▶ PROBLEM TO SOLVE
Tell how many lines carry the word "JSON"; the reply is the number and nothing else.

[Raw records]
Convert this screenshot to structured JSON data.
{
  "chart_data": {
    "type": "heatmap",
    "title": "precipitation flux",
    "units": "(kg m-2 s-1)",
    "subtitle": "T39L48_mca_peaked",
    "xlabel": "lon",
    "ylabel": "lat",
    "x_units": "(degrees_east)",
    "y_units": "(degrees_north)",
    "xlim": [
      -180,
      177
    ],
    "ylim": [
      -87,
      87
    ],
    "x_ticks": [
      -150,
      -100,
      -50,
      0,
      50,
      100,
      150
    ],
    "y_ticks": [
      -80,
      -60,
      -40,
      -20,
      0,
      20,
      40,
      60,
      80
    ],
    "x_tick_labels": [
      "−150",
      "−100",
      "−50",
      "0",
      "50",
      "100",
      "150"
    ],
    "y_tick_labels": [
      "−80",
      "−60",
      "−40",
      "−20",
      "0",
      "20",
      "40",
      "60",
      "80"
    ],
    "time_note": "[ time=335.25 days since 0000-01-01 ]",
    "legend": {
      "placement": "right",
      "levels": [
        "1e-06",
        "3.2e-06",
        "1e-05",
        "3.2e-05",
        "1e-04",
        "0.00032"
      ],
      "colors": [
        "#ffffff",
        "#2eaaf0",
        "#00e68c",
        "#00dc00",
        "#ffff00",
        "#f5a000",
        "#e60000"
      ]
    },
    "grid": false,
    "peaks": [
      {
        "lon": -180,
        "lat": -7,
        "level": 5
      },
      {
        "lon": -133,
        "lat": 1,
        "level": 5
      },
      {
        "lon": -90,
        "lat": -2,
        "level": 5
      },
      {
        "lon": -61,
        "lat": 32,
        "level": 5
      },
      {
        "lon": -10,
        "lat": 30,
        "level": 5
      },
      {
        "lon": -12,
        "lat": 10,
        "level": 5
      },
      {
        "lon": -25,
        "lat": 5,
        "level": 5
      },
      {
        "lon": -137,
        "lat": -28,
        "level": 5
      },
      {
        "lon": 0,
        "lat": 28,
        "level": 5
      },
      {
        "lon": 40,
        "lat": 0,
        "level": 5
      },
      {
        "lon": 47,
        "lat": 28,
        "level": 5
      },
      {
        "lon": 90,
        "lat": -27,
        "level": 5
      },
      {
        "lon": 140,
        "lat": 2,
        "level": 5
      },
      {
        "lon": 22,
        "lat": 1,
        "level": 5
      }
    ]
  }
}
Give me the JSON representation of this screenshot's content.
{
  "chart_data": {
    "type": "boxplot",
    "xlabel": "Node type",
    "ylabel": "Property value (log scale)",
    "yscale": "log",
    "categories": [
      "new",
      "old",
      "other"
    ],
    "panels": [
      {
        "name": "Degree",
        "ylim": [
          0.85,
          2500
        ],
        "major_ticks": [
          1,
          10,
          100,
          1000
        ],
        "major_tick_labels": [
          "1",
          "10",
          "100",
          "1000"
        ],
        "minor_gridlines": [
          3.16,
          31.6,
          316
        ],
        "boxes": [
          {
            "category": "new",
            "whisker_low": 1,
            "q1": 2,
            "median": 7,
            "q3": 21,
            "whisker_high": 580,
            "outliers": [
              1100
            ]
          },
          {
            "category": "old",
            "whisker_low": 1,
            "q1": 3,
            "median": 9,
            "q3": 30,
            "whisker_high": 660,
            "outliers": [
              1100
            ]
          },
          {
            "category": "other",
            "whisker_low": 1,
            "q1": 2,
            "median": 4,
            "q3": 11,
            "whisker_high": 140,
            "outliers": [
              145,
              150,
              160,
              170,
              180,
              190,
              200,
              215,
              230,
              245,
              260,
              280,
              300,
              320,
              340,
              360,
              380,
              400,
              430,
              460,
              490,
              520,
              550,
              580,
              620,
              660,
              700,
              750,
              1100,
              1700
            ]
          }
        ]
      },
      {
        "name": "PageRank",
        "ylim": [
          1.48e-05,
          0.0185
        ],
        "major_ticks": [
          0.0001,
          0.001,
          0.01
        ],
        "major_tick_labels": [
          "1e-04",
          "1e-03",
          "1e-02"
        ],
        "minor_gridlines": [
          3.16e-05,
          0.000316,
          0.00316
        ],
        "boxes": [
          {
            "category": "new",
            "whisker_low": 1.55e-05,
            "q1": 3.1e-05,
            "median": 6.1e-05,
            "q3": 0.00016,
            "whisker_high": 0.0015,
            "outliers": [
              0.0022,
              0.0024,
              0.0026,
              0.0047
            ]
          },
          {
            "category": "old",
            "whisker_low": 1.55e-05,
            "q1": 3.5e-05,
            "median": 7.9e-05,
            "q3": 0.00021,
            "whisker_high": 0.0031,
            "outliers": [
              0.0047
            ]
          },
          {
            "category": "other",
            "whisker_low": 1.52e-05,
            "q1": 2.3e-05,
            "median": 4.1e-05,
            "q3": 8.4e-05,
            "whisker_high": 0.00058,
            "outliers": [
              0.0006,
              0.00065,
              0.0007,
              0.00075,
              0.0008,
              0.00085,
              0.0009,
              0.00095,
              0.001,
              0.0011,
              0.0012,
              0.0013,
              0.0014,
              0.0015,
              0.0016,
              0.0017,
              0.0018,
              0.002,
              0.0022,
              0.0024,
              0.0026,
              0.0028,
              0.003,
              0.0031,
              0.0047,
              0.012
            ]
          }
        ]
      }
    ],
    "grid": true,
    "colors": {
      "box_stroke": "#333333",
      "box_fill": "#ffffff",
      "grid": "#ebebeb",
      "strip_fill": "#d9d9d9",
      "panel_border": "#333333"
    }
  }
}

▶ RESULT OF THE EXERCISE
2